* START *

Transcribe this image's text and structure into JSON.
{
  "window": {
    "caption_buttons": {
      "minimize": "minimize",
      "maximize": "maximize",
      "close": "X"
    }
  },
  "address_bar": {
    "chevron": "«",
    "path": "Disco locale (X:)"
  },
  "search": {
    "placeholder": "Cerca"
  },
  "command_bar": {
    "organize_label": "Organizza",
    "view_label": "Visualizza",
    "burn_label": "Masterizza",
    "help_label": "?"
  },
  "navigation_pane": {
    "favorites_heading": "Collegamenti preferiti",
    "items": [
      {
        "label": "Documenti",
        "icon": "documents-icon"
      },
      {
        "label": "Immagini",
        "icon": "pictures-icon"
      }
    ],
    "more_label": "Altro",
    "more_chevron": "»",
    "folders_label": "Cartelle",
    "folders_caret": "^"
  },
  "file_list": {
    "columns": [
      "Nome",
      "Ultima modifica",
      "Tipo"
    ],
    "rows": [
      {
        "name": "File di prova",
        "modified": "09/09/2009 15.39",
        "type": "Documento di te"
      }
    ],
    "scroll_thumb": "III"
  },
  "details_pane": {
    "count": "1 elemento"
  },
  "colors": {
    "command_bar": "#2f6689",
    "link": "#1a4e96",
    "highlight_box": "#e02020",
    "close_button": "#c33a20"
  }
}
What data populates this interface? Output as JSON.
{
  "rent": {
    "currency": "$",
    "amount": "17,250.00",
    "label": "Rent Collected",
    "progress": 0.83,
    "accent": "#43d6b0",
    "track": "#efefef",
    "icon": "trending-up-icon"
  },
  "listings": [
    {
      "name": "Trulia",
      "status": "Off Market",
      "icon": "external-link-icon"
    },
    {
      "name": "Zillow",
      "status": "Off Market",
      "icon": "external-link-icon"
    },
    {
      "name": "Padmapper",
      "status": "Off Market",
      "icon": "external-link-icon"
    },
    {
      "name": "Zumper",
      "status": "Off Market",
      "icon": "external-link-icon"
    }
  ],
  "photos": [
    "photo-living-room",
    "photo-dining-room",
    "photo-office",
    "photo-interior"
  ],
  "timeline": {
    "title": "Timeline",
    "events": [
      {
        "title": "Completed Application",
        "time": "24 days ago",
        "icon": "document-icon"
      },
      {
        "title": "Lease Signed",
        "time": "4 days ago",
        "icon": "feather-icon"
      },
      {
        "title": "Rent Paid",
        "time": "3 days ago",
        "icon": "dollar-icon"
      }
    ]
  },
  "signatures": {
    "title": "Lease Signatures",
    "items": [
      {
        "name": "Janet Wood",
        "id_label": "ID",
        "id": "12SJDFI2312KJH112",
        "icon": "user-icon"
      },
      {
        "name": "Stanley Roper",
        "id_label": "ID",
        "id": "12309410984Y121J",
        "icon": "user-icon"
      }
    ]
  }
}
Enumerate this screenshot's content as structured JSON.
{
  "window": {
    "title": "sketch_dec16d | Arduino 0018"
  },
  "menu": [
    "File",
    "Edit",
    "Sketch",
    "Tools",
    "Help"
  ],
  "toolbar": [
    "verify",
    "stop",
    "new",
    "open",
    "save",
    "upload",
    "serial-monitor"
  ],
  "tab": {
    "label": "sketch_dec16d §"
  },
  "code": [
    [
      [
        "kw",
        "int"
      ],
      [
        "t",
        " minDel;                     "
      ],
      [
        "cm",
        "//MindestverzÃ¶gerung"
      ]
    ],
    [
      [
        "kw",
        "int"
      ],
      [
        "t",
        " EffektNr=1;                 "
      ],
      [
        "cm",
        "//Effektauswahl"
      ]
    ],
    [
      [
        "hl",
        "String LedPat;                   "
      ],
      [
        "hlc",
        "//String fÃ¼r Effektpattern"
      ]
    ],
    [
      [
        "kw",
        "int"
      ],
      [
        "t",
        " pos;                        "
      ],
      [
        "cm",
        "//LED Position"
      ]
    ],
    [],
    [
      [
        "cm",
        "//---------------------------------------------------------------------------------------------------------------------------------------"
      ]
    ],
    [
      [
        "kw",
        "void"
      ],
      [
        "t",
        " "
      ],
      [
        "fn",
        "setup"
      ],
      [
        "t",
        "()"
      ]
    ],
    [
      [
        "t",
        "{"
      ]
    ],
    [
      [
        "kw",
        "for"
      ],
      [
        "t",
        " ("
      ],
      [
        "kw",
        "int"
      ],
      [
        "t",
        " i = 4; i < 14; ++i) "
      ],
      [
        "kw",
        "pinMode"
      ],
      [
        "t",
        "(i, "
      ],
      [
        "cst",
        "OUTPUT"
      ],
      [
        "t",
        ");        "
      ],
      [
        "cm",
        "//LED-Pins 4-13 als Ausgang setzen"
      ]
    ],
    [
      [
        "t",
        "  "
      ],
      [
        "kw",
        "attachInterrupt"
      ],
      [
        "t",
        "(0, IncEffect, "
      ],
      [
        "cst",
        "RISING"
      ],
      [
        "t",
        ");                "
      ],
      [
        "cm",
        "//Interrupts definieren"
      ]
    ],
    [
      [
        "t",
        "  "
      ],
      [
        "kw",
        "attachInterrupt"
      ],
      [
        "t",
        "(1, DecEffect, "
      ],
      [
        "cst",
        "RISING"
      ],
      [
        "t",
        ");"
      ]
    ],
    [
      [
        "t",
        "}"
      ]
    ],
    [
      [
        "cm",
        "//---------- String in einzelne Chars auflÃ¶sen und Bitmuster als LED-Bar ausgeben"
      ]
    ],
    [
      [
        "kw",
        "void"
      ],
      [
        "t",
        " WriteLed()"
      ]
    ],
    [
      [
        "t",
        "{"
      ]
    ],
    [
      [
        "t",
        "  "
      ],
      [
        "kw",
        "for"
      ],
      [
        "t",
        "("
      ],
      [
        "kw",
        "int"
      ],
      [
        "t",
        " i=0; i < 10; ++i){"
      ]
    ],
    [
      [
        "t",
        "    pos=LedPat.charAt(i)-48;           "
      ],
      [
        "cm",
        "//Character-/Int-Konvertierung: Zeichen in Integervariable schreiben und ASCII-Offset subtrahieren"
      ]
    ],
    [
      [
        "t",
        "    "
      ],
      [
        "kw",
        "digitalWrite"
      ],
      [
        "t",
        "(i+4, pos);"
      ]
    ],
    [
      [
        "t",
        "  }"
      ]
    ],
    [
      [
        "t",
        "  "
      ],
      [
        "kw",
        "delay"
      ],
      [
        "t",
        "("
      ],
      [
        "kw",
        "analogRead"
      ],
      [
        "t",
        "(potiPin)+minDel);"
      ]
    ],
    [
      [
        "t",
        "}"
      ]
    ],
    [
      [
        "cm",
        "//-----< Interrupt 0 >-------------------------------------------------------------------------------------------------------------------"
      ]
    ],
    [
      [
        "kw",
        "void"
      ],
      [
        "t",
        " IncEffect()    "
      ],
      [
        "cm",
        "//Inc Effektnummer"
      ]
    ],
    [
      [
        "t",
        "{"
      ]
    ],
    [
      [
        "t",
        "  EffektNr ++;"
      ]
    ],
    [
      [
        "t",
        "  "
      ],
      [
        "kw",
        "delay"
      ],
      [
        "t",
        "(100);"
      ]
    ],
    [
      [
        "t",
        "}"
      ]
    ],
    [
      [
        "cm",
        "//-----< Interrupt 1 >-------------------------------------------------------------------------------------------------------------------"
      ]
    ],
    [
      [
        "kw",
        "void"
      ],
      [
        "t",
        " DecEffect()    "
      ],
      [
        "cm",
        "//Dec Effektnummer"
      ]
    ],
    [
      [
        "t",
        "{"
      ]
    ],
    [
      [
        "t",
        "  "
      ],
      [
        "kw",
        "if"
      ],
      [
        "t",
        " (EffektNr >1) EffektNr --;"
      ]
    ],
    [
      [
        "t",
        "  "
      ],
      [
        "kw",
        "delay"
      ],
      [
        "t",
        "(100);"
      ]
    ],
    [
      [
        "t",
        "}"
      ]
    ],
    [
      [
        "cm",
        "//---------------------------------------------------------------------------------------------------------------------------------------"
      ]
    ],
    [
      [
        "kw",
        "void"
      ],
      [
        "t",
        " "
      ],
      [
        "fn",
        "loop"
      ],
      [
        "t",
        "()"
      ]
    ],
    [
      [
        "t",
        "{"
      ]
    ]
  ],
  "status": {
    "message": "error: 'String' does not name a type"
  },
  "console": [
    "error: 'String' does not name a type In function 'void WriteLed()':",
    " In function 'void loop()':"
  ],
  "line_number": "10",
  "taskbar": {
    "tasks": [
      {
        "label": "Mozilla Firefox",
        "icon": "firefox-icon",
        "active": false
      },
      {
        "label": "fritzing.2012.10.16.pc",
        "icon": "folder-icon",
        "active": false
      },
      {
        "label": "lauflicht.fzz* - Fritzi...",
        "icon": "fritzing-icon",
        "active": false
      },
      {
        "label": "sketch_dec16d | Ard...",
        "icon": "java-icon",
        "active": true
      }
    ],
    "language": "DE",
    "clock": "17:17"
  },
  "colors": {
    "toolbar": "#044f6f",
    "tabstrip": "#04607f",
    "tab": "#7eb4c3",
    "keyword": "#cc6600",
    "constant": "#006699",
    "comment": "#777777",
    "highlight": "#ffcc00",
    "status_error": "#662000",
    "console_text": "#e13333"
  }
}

* END *

## JOB
From the entries above, copy every line that holds the word "title".

## OUTPUT FOR THIS EXERCISE
    "title": "Timeline",
        "title": "Completed Application",
        "title": "Lease Signed",
        "title": "Rent Paid",
    "title": "Lease Signatures",
    "title": "sketch_dec16d | Arduino 0018"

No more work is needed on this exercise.